_TASK PROMPT_
Faithfully return all lines, omitting every embedded picture.

_EXERCISE MATERIAL_
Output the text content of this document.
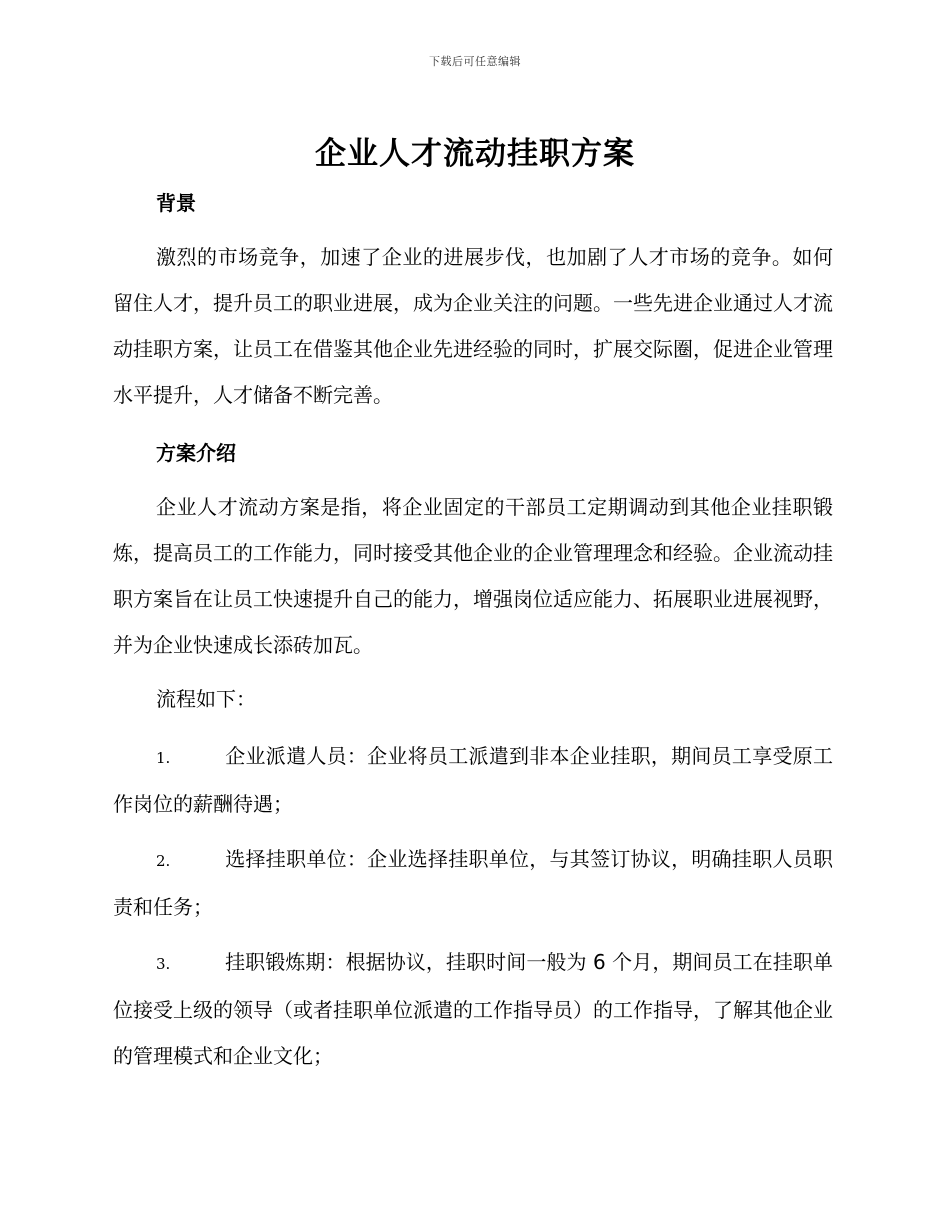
下载后可任意编辑
企业人才流动挂职方案
背景

激烈的市场竞争，加速了企业的进展步伐，也加剧了人才市场的竞争。如何留住人才，提升员工的职业进展，成为企业关注的问题。一些先进企业通过人才流动挂职方案，让员工在借鉴其他企业先进经验的同时，扩展交际圈，促进企业管理水平提升，人才储备不断完善。

方案介绍

企业人才流动方案是指，将企业固定的干部员工定期调动到其他企业挂职锻炼，提高员工的工作能力，同时接受其他企业的企业管理理念和经验。企业流动挂职方案旨在让员工快速提升自己的能力，增强岗位适应能力、拓展职业进展视野，并为企业快速成长添砖加瓦。

流程如下：

1.	企业派遣人员：企业将员工派遣到非本企业挂职，期间员工享受原工作岗位的薪酬待遇；

2.	选择挂职单位：企业选择挂职单位，与其签订协议，明确挂职人员职责和任务；

3.	挂职锻炼期：根据协议，挂职时间一般为 6 个月，期间员工在挂职单位接受上级的领导（或者挂职单位派遣的工作指导员）的工作指导，了解其他企业的管理模式和企业文化；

_WORKED SOLUTION_
Output the text content of this document.
下载后可任意编辑
企业人才流动挂职方案
背景

激烈的市场竞争，加速了企业的进展步伐，也加剧了人才市场的竞争。如何留住人才，提升员工的职业进展，成为企业关注的问题。一些先进企业通过人才流动挂职方案，让员工在借鉴其他企业先进经验的同时，扩展交际圈，促进企业管理水平提升，人才储备不断完善。

方案介绍

企业人才流动方案是指，将企业固定的干部员工定期调动到其他企业挂职锻炼，提高员工的工作能力，同时接受其他企业的企业管理理念和经验。企业流动挂职方案旨在让员工快速提升自己的能力，增强岗位适应能力、拓展职业进展视野，并为企业快速成长添砖加瓦。

流程如下：

1.	企业派遣人员：企业将员工派遣到非本企业挂职，期间员工享受原工作岗位的薪酬待遇；

2.	选择挂职单位：企业选择挂职单位，与其签订协议，明确挂职人员职责和任务；

3.	挂职锻炼期：根据协议，挂职时间一般为 6 个月，期间员工在挂职单位接受上级的领导（或者挂职单位派遣的工作指导员）的工作指导，了解其他企业的管理模式和企业文化；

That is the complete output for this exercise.